*Task material*:
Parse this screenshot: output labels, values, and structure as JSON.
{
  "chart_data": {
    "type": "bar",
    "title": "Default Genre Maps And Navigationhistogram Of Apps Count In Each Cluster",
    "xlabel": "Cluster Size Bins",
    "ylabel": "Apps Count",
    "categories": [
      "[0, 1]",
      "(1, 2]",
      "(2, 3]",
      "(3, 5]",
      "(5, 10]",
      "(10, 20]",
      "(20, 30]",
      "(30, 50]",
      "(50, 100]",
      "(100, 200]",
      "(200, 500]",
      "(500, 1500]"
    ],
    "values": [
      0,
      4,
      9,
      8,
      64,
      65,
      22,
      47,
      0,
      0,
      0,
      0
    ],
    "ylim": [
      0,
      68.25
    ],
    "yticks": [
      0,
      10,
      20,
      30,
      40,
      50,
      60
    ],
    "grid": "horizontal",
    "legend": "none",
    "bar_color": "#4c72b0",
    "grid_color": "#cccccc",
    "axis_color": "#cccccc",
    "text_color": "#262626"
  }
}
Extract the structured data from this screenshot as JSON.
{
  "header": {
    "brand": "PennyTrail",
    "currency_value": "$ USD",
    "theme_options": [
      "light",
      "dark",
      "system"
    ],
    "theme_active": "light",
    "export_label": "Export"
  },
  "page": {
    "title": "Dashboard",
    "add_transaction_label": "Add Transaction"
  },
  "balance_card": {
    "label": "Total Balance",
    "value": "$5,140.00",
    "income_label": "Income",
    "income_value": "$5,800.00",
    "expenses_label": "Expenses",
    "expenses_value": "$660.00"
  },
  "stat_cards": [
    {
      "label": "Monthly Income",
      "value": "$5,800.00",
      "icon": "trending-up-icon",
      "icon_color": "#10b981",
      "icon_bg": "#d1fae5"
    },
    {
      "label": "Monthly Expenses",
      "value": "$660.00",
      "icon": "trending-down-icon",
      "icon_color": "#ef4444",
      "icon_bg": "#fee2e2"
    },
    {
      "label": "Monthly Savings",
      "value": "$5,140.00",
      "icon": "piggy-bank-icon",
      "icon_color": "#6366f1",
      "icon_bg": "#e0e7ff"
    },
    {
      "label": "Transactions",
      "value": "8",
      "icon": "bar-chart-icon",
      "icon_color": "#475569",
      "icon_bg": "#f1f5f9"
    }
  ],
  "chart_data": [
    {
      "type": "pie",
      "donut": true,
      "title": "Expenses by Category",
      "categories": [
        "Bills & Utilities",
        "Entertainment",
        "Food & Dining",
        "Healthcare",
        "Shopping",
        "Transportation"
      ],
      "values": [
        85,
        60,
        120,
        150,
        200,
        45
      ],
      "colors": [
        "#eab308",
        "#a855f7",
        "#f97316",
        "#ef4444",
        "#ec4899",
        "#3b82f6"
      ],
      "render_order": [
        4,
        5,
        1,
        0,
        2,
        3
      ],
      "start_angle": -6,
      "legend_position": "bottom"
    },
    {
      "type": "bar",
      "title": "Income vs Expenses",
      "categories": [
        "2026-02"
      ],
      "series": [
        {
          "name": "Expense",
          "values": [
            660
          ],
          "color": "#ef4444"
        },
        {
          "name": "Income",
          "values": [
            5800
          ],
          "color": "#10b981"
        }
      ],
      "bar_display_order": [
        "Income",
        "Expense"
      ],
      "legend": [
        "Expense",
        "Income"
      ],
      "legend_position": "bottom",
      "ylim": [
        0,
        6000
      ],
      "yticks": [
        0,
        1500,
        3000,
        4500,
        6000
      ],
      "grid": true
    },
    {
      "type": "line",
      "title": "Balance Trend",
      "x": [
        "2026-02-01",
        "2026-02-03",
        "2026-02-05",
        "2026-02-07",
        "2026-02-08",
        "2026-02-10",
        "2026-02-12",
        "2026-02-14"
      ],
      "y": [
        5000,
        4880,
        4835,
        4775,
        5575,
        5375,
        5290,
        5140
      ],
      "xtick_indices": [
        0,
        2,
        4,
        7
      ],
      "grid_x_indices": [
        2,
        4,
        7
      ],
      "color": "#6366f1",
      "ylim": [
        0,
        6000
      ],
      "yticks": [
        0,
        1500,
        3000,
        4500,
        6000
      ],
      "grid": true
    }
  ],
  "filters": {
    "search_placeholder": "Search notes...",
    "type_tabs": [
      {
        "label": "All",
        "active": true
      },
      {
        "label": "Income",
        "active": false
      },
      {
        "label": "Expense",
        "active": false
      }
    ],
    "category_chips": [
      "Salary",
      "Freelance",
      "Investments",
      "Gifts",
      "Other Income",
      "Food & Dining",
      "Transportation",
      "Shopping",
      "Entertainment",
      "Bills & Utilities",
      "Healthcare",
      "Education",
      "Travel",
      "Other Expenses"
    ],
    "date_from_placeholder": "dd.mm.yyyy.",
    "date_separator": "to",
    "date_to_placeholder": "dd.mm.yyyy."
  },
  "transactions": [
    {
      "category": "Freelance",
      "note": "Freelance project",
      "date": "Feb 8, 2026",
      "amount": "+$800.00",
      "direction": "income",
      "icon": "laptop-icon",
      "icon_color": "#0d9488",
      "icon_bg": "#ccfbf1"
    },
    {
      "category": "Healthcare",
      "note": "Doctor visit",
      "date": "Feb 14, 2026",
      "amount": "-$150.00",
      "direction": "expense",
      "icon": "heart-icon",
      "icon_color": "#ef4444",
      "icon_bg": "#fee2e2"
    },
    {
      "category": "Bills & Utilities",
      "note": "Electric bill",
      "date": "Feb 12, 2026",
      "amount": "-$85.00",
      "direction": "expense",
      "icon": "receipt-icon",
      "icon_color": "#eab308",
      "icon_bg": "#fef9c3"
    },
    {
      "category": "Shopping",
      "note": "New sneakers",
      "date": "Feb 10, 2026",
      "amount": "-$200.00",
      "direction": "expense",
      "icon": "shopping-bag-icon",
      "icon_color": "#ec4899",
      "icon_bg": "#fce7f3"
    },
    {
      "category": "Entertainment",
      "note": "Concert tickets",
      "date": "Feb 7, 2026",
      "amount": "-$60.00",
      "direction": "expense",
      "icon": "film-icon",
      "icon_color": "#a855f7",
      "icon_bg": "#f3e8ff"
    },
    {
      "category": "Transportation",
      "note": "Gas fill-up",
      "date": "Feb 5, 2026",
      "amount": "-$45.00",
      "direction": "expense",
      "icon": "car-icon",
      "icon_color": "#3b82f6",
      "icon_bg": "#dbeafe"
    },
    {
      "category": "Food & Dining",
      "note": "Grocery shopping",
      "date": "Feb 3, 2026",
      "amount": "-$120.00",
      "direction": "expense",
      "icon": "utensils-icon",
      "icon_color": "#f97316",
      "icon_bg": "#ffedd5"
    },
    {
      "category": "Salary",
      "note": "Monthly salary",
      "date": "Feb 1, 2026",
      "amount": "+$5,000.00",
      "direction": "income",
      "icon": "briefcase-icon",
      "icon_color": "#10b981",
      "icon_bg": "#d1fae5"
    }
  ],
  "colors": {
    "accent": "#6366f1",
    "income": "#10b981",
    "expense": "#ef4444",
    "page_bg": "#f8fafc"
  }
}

*Task instructions*:
Give the number of lines that carry the word "this", with nothing added.

*Expected output*:
2